## Short task
Send back the records in full, character for character.

[Dataset items]
* begin *

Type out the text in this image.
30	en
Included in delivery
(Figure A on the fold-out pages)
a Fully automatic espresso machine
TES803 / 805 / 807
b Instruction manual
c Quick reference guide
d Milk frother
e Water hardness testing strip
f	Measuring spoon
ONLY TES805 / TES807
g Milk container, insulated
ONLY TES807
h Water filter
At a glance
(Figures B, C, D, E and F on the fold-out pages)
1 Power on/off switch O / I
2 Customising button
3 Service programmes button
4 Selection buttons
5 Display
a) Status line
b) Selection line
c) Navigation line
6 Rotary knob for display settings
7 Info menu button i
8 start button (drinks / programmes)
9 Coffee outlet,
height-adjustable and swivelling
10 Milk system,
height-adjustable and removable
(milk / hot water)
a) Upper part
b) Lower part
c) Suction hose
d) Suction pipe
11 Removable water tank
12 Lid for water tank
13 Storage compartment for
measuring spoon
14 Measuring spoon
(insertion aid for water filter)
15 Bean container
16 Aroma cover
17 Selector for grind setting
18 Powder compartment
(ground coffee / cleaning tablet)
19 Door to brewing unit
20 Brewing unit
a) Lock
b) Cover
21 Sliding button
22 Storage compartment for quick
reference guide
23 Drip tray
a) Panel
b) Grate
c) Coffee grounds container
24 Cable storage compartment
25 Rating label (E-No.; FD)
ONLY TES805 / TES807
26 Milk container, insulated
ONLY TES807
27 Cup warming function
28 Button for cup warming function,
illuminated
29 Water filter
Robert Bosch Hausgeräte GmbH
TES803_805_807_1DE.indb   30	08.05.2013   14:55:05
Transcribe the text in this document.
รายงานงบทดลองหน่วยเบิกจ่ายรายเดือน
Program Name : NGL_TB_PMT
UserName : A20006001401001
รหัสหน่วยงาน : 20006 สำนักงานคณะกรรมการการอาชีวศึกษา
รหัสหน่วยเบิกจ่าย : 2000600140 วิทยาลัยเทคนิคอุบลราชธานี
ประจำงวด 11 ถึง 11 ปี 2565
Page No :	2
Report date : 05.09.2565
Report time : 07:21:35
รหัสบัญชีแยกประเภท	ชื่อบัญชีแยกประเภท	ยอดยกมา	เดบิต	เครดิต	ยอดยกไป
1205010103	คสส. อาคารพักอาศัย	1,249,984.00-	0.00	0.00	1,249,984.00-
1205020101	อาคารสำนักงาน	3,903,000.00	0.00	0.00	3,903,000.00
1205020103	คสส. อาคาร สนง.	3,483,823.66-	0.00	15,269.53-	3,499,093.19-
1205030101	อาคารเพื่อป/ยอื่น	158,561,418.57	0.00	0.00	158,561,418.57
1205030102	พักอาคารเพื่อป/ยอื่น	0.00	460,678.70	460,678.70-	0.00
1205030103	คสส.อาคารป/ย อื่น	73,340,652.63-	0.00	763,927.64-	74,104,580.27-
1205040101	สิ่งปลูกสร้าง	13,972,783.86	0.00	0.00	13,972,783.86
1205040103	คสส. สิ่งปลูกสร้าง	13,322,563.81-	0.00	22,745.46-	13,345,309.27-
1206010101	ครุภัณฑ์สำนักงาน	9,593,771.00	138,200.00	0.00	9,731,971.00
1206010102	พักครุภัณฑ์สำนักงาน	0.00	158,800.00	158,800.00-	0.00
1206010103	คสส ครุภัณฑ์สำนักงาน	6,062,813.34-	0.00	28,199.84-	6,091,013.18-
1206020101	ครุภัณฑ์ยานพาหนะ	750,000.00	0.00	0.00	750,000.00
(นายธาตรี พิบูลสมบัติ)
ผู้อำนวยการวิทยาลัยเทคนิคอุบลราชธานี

* end *

## Solution to this exercise
Type out the text in this image.
30	en
Included in delivery
(Figure A on the fold-out pages)
a Fully automatic espresso machine
TES803 / 805 / 807
b Instruction manual
c Quick reference guide
d Milk frother
e Water hardness testing strip
f	Measuring spoon
ONLY TES805 / TES807
g Milk container, insulated
ONLY TES807
h Water filter
At a glance
(Figures B, C, D, E and F on the fold-out pages)
1 Power on/off switch O / I
2 Customising button
3 Service programmes button
4 Selection buttons
5 Display
a) Status line
b) Selection line
c) Navigation line
6 Rotary knob for display settings
7 Info menu button i
8 start button (drinks / programmes)
9 Coffee outlet,
height-adjustable and swivelling
10 Milk system,
height-adjustable and removable
(milk / hot water)
a) Upper part
b) Lower part
c) Suction hose
d) Suction pipe
11 Removable water tank
12 Lid for water tank
13 Storage compartment for
measuring spoon
14 Measuring spoon
(insertion aid for water filter)
15 Bean container
16 Aroma cover
17 Selector for grind setting
18 Powder compartment
(ground coffee / cleaning tablet)
19 Door to brewing unit
20 Brewing unit
a) Lock
b) Cover
21 Sliding button
22 Storage compartment for quick
reference guide
23 Drip tray
a) Panel
b) Grate
c) Coffee grounds container
24 Cable storage compartment
25 Rating label (E-No.; FD)
ONLY TES805 / TES807
26 Milk container, insulated
ONLY TES807
27 Cup warming function
28 Button for cup warming function,
illuminated
29 Water filter
Robert Bosch Hausgeräte GmbH
TES803_805_807_1DE.indb   30	08.05.2013   14:55:05
Transcribe the text in this document.
รายงานงบทดลองหน่วยเบิกจ่ายรายเดือน
Program Name : NGL_TB_PMT
UserName : A20006001401001
รหัสหน่วยงาน : 20006 สำนักงานคณะกรรมการการอาชีวศึกษา
รหัสหน่วยเบิกจ่าย : 2000600140 วิทยาลัยเทคนิคอุบลราชธานี
ประจำงวด 11 ถึง 11 ปี 2565
Page No :	2
Report date : 05.09.2565
Report time : 07:21:35
รหัสบัญชีแยกประเภท	ชื่อบัญชีแยกประเภท	ยอดยกมา	เดบิต	เครดิต	ยอดยกไป
1205010103	คสส. อาคารพักอาศัย	1,249,984.00-	0.00	0.00	1,249,984.00-
1205020101	อาคารสำนักงาน	3,903,000.00	0.00	0.00	3,903,000.00
1205020103	คสส. อาคาร สนง.	3,483,823.66-	0.00	15,269.53-	3,499,093.19-
1205030101	อาคารเพื่อป/ยอื่น	158,561,418.57	0.00	0.00	158,561,418.57
1205030102	พักอาคารเพื่อป/ยอื่น	0.00	460,678.70	460,678.70-	0.00
1205030103	คสส.อาคารป/ย อื่น	73,340,652.63-	0.00	763,927.64-	74,104,580.27-
1205040101	สิ่งปลูกสร้าง	13,972,783.86	0.00	0.00	13,972,783.86
1205040103	คสส. สิ่งปลูกสร้าง	13,322,563.81-	0.00	22,745.46-	13,345,309.27-
1206010101	ครุภัณฑ์สำนักงาน	9,593,771.00	138,200.00	0.00	9,731,971.00
1206010102	พักครุภัณฑ์สำนักงาน	0.00	158,800.00	158,800.00-	0.00
1206010103	คสส ครุภัณฑ์สำนักงาน	6,062,813.34-	0.00	28,199.84-	6,091,013.18-
1206020101	ครุภัณฑ์ยานพาหนะ	750,000.00	0.00	0.00	750,000.00
(นายธาตรี พิบูลสมบัติ)
ผู้อำนวยการวิทยาลัยเทคนิคอุบลราชธานี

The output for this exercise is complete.